What to produce: Can you reproduce every line of the records below word for word, changing nothing?

>> START

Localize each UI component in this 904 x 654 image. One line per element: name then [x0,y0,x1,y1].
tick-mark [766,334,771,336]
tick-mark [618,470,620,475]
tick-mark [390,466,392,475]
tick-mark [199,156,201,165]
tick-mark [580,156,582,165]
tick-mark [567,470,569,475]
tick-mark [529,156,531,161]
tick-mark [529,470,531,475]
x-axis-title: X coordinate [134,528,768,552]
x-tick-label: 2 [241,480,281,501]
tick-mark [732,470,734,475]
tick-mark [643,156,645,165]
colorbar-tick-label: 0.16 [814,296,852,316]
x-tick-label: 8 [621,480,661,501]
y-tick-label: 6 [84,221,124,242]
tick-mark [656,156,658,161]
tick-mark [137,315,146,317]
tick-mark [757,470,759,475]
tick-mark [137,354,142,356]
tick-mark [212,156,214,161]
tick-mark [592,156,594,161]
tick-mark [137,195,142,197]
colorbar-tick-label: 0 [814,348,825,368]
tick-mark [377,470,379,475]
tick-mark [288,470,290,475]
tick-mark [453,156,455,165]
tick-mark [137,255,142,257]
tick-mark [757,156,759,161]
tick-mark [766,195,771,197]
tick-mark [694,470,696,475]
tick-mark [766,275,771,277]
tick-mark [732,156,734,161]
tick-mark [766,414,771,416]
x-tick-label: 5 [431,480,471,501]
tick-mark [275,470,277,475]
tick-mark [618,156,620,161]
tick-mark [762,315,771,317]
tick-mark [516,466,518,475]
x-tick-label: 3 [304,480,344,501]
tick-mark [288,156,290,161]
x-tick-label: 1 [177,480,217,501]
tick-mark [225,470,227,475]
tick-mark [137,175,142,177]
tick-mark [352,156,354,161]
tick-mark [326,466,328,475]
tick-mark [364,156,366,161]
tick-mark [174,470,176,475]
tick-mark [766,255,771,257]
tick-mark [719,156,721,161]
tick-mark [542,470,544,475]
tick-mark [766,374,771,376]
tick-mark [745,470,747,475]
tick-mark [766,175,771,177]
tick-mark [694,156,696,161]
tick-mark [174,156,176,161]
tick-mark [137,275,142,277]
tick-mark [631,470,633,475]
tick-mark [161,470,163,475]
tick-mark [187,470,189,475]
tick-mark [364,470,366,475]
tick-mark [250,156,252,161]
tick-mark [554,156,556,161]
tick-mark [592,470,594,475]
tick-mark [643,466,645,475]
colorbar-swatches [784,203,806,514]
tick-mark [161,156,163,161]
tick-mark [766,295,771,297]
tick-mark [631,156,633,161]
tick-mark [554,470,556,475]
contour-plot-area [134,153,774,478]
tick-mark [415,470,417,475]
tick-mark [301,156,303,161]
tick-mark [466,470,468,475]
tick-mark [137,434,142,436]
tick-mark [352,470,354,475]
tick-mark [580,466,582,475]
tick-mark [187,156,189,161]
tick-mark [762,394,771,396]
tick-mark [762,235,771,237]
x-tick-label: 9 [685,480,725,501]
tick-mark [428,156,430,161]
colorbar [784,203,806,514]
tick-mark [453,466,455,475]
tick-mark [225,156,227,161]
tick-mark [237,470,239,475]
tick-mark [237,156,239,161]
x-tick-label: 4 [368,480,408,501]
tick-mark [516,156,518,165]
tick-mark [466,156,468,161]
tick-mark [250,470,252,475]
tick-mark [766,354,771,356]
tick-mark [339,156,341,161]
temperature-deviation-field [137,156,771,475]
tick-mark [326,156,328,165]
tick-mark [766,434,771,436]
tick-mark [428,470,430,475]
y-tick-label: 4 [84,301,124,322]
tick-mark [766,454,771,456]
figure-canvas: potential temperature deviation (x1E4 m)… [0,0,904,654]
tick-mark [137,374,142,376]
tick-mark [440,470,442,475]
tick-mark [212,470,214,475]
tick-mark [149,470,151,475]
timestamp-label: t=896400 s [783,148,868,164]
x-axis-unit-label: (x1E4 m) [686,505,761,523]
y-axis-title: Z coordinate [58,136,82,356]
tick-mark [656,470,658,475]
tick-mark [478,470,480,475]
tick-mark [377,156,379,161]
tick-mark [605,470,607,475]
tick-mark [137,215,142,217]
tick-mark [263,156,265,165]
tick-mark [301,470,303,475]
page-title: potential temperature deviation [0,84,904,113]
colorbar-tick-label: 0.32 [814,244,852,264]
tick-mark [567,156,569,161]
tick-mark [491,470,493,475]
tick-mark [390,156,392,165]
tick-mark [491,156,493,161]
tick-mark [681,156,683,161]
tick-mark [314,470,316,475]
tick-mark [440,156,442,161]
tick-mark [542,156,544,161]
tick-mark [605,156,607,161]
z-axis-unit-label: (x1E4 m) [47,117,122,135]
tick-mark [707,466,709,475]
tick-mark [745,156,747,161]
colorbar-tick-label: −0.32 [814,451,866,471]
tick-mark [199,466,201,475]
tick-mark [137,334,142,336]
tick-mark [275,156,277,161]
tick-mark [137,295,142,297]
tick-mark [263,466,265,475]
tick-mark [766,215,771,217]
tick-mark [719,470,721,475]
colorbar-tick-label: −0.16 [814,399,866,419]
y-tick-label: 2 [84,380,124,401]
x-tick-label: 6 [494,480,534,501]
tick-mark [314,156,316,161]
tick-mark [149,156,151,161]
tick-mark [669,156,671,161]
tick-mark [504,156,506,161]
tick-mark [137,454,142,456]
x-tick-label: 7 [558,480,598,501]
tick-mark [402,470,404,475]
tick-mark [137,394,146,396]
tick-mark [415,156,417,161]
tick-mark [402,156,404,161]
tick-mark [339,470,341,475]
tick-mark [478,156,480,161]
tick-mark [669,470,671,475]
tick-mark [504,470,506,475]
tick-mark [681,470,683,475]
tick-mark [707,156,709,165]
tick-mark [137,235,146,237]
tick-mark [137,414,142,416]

>> END

Answer below:
Localize each UI component in this 904 x 654 image. One line per element: name then [x0,y0,x1,y1].
tick-mark [766,334,771,336]
tick-mark [618,470,620,475]
tick-mark [390,466,392,475]
tick-mark [199,156,201,165]
tick-mark [580,156,582,165]
tick-mark [567,470,569,475]
tick-mark [529,156,531,161]
tick-mark [529,470,531,475]
x-axis-title: X coordinate [134,528,768,552]
x-tick-label: 2 [241,480,281,501]
tick-mark [732,470,734,475]
tick-mark [643,156,645,165]
colorbar-tick-label: 0.16 [814,296,852,316]
x-tick-label: 8 [621,480,661,501]
y-tick-label: 6 [84,221,124,242]
tick-mark [656,156,658,161]
tick-mark [137,315,146,317]
tick-mark [757,470,759,475]
tick-mark [137,354,142,356]
tick-mark [212,156,214,161]
tick-mark [592,156,594,161]
tick-mark [137,195,142,197]
colorbar-tick-label: 0 [814,348,825,368]
tick-mark [377,470,379,475]
tick-mark [288,470,290,475]
tick-mark [453,156,455,165]
tick-mark [137,255,142,257]
tick-mark [757,156,759,161]
tick-mark [766,195,771,197]
tick-mark [694,470,696,475]
tick-mark [766,275,771,277]
tick-mark [732,156,734,161]
tick-mark [766,414,771,416]
x-tick-label: 5 [431,480,471,501]
tick-mark [275,470,277,475]
tick-mark [618,156,620,161]
tick-mark [762,315,771,317]
tick-mark [516,466,518,475]
x-tick-label: 3 [304,480,344,501]
tick-mark [288,156,290,161]
x-tick-label: 1 [177,480,217,501]
tick-mark [225,470,227,475]
tick-mark [137,175,142,177]
tick-mark [352,156,354,161]
tick-mark [326,466,328,475]
tick-mark [364,156,366,161]
tick-mark [174,470,176,475]
tick-mark [766,255,771,257]
tick-mark [719,156,721,161]
tick-mark [542,470,544,475]
tick-mark [766,374,771,376]
tick-mark [745,470,747,475]
tick-mark [766,175,771,177]
tick-mark [694,156,696,161]
tick-mark [174,156,176,161]
tick-mark [137,275,142,277]
tick-mark [631,470,633,475]
tick-mark [161,470,163,475]
tick-mark [187,470,189,475]
tick-mark [364,470,366,475]
tick-mark [250,156,252,161]
tick-mark [554,156,556,161]
tick-mark [592,470,594,475]
tick-mark [643,466,645,475]
colorbar-swatches [784,203,806,514]
tick-mark [161,156,163,161]
tick-mark [766,295,771,297]
tick-mark [631,156,633,161]
tick-mark [554,470,556,475]
contour-plot-area [134,153,774,478]
tick-mark [415,470,417,475]
tick-mark [301,156,303,161]
tick-mark [466,470,468,475]
tick-mark [137,434,142,436]
tick-mark [352,470,354,475]
tick-mark [580,466,582,475]
tick-mark [187,156,189,161]
tick-mark [762,394,771,396]
tick-mark [762,235,771,237]
x-tick-label: 9 [685,480,725,501]
tick-mark [428,156,430,161]
colorbar [784,203,806,514]
tick-mark [453,466,455,475]
tick-mark [225,156,227,161]
tick-mark [237,470,239,475]
tick-mark [237,156,239,161]
x-tick-label: 4 [368,480,408,501]
tick-mark [516,156,518,165]
tick-mark [466,156,468,161]
tick-mark [250,470,252,475]
tick-mark [766,354,771,356]
tick-mark [339,156,341,161]
temperature-deviation-field [137,156,771,475]
tick-mark [326,156,328,165]
tick-mark [766,434,771,436]
tick-mark [428,470,430,475]
y-tick-label: 4 [84,301,124,322]
tick-mark [766,454,771,456]
figure-canvas: potential temperature deviation (x1E4 m)… [0,0,904,654]
tick-mark [137,374,142,376]
tick-mark [440,470,442,475]
tick-mark [212,470,214,475]
tick-mark [149,470,151,475]
timestamp-label: t=896400 s [783,148,868,164]
x-axis-unit-label: (x1E4 m) [686,505,761,523]
y-axis-title: Z coordinate [58,136,82,356]
tick-mark [656,470,658,475]
tick-mark [478,470,480,475]
tick-mark [377,156,379,161]
tick-mark [605,470,607,475]
tick-mark [137,215,142,217]
tick-mark [263,156,265,165]
tick-mark [301,470,303,475]
page-title: potential temperature deviation [0,84,904,113]
colorbar-tick-label: 0.32 [814,244,852,264]
tick-mark [567,156,569,161]
tick-mark [491,470,493,475]
tick-mark [390,156,392,165]
tick-mark [491,156,493,161]
tick-mark [681,156,683,161]
tick-mark [314,470,316,475]
tick-mark [440,156,442,161]
tick-mark [542,156,544,161]
tick-mark [605,156,607,161]
z-axis-unit-label: (x1E4 m) [47,117,122,135]
tick-mark [707,466,709,475]
tick-mark [745,156,747,161]
colorbar-tick-label: −0.32 [814,451,866,471]
tick-mark [199,466,201,475]
tick-mark [137,334,142,336]
tick-mark [275,156,277,161]
tick-mark [137,295,142,297]
tick-mark [263,466,265,475]
tick-mark [766,215,771,217]
tick-mark [719,470,721,475]
colorbar-tick-label: −0.16 [814,399,866,419]
y-tick-label: 2 [84,380,124,401]
x-tick-label: 6 [494,480,534,501]
tick-mark [314,156,316,161]
tick-mark [149,156,151,161]
tick-mark [669,156,671,161]
tick-mark [504,156,506,161]
tick-mark [137,454,142,456]
x-tick-label: 7 [558,480,598,501]
tick-mark [402,470,404,475]
tick-mark [137,394,146,396]
tick-mark [415,156,417,161]
tick-mark [402,156,404,161]
tick-mark [339,470,341,475]
tick-mark [478,156,480,161]
tick-mark [669,470,671,475]
tick-mark [504,470,506,475]
tick-mark [681,470,683,475]
tick-mark [707,156,709,165]
tick-mark [137,235,146,237]
tick-mark [137,414,142,416]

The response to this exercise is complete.